Stored data:
───

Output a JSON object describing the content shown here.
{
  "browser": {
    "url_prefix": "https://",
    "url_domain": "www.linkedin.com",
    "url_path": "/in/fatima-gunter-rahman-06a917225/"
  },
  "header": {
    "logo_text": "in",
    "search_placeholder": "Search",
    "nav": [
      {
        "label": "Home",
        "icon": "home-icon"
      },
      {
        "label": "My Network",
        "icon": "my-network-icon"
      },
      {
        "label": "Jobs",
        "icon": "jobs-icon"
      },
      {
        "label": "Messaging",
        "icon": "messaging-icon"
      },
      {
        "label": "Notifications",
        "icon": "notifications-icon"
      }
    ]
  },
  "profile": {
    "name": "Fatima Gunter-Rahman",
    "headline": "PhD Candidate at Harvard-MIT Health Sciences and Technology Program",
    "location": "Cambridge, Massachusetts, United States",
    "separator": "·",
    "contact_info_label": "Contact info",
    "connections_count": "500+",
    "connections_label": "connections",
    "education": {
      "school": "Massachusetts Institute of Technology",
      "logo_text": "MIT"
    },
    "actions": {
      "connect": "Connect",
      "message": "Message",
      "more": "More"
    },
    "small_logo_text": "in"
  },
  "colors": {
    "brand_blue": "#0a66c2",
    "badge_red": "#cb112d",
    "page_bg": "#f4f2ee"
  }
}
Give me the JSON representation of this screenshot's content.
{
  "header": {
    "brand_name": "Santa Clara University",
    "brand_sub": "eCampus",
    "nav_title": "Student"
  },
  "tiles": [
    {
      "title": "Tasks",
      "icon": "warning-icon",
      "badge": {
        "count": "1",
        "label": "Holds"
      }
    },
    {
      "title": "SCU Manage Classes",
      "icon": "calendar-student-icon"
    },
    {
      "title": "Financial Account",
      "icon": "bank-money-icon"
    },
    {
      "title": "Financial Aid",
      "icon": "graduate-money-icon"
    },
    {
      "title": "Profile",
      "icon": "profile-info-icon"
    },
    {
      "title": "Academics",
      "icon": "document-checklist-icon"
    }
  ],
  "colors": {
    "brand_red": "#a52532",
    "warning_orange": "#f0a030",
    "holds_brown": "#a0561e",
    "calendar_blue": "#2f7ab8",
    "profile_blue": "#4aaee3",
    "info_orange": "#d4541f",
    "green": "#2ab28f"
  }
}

───

Reproduce every record above exactly as it appears.

Output a JSON object describing the content shown here.
{
  "browser": {
    "url_prefix": "https://",
    "url_domain": "www.linkedin.com",
    "url_path": "/in/fatima-gunter-rahman-06a917225/"
  },
  "header": {
    "logo_text": "in",
    "search_placeholder": "Search",
    "nav": [
      {
        "label": "Home",
        "icon": "home-icon"
      },
      {
        "label": "My Network",
        "icon": "my-network-icon"
      },
      {
        "label": "Jobs",
        "icon": "jobs-icon"
      },
      {
        "label": "Messaging",
        "icon": "messaging-icon"
      },
      {
        "label": "Notifications",
        "icon": "notifications-icon"
      }
    ]
  },
  "profile": {
    "name": "Fatima Gunter-Rahman",
    "headline": "PhD Candidate at Harvard-MIT Health Sciences and Technology Program",
    "location": "Cambridge, Massachusetts, United States",
    "separator": "·",
    "contact_info_label": "Contact info",
    "connections_count": "500+",
    "connections_label": "connections",
    "education": {
      "school": "Massachusetts Institute of Technology",
      "logo_text": "MIT"
    },
    "actions": {
      "connect": "Connect",
      "message": "Message",
      "more": "More"
    },
    "small_logo_text": "in"
  },
  "colors": {
    "brand_blue": "#0a66c2",
    "badge_red": "#cb112d",
    "page_bg": "#f4f2ee"
  }
}
Give me the JSON representation of this screenshot's content.
{
  "header": {
    "brand_name": "Santa Clara University",
    "brand_sub": "eCampus",
    "nav_title": "Student"
  },
  "tiles": [
    {
      "title": "Tasks",
      "icon": "warning-icon",
      "badge": {
        "count": "1",
        "label": "Holds"
      }
    },
    {
      "title": "SCU Manage Classes",
      "icon": "calendar-student-icon"
    },
    {
      "title": "Financial Account",
      "icon": "bank-money-icon"
    },
    {
      "title": "Financial Aid",
      "icon": "graduate-money-icon"
    },
    {
      "title": "Profile",
      "icon": "profile-info-icon"
    },
    {
      "title": "Academics",
      "icon": "document-checklist-icon"
    }
  ],
  "colors": {
    "brand_red": "#a52532",
    "warning_orange": "#f0a030",
    "holds_brown": "#a0561e",
    "calendar_blue": "#2f7ab8",
    "profile_blue": "#4aaee3",
    "info_orange": "#d4541f",
    "green": "#2ab28f"
  }
}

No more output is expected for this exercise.